> WHAT THIS TASK INVOLVES
Reproduce all the entries exactly.

> THE INPUT
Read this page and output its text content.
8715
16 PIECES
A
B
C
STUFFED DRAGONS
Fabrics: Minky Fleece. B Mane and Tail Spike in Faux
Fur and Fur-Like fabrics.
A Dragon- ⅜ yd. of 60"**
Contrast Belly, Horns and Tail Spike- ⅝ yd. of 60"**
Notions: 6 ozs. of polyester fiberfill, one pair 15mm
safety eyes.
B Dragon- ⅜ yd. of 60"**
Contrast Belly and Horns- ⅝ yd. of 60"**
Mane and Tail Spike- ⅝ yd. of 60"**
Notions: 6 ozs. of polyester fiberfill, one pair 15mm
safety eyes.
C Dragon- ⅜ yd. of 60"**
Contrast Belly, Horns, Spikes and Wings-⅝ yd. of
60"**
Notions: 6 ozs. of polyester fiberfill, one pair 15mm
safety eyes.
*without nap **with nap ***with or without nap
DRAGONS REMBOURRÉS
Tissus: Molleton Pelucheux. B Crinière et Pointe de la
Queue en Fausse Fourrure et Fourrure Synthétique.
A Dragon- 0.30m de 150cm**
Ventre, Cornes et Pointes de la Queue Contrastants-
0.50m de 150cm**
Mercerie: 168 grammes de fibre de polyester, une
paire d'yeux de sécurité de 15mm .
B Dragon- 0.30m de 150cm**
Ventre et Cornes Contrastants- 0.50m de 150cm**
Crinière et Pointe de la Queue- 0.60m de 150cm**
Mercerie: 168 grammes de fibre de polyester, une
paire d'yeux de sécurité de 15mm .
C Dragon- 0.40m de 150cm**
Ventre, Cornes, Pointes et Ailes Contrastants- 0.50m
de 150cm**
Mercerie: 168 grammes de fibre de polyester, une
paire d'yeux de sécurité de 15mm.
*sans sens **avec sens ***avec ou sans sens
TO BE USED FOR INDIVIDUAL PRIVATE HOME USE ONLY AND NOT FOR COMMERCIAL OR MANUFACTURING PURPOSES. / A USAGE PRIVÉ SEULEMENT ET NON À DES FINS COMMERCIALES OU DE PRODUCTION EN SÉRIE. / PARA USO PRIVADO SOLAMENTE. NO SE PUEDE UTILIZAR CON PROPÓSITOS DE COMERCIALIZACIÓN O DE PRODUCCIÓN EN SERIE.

> PROBLEM SOLUTION
Read this page and output its text content.
8715
16 PIECES
A
B
C
STUFFED DRAGONS
Fabrics: Minky Fleece. B Mane and Tail Spike in Faux
Fur and Fur-Like fabrics.
A Dragon- ⅜ yd. of 60"**
Contrast Belly, Horns and Tail Spike- ⅝ yd. of 60"**
Notions: 6 ozs. of polyester fiberfill, one pair 15mm
safety eyes.
B Dragon- ⅜ yd. of 60"**
Contrast Belly and Horns- ⅝ yd. of 60"**
Mane and Tail Spike- ⅝ yd. of 60"**
Notions: 6 ozs. of polyester fiberfill, one pair 15mm
safety eyes.
C Dragon- ⅜ yd. of 60"**
Contrast Belly, Horns, Spikes and Wings-⅝ yd. of
60"**
Notions: 6 ozs. of polyester fiberfill, one pair 15mm
safety eyes.
*without nap **with nap ***with or without nap
DRAGONS REMBOURRÉS
Tissus: Molleton Pelucheux. B Crinière et Pointe de la
Queue en Fausse Fourrure et Fourrure Synthétique.
A Dragon- 0.30m de 150cm**
Ventre, Cornes et Pointes de la Queue Contrastants-
0.50m de 150cm**
Mercerie: 168 grammes de fibre de polyester, une
paire d'yeux de sécurité de 15mm .
B Dragon- 0.30m de 150cm**
Ventre et Cornes Contrastants- 0.50m de 150cm**
Crinière et Pointe de la Queue- 0.60m de 150cm**
Mercerie: 168 grammes de fibre de polyester, une
paire d'yeux de sécurité de 15mm .
C Dragon- 0.40m de 150cm**
Ventre, Cornes, Pointes et Ailes Contrastants- 0.50m
de 150cm**
Mercerie: 168 grammes de fibre de polyester, une
paire d'yeux de sécurité de 15mm.
*sans sens **avec sens ***avec ou sans sens
TO BE USED FOR INDIVIDUAL PRIVATE HOME USE ONLY AND NOT FOR COMMERCIAL OR MANUFACTURING PURPOSES. / A USAGE PRIVÉ SEULEMENT ET NON À DES FINS COMMERCIALES OU DE PRODUCTION EN SÉRIE. / PARA USO PRIVADO SOLAMENTE. NO SE PUEDE UTILIZAR CON PROPÓSITOS DE COMERCIALIZACIÓN O DE PRODUCCIÓN EN SERIE.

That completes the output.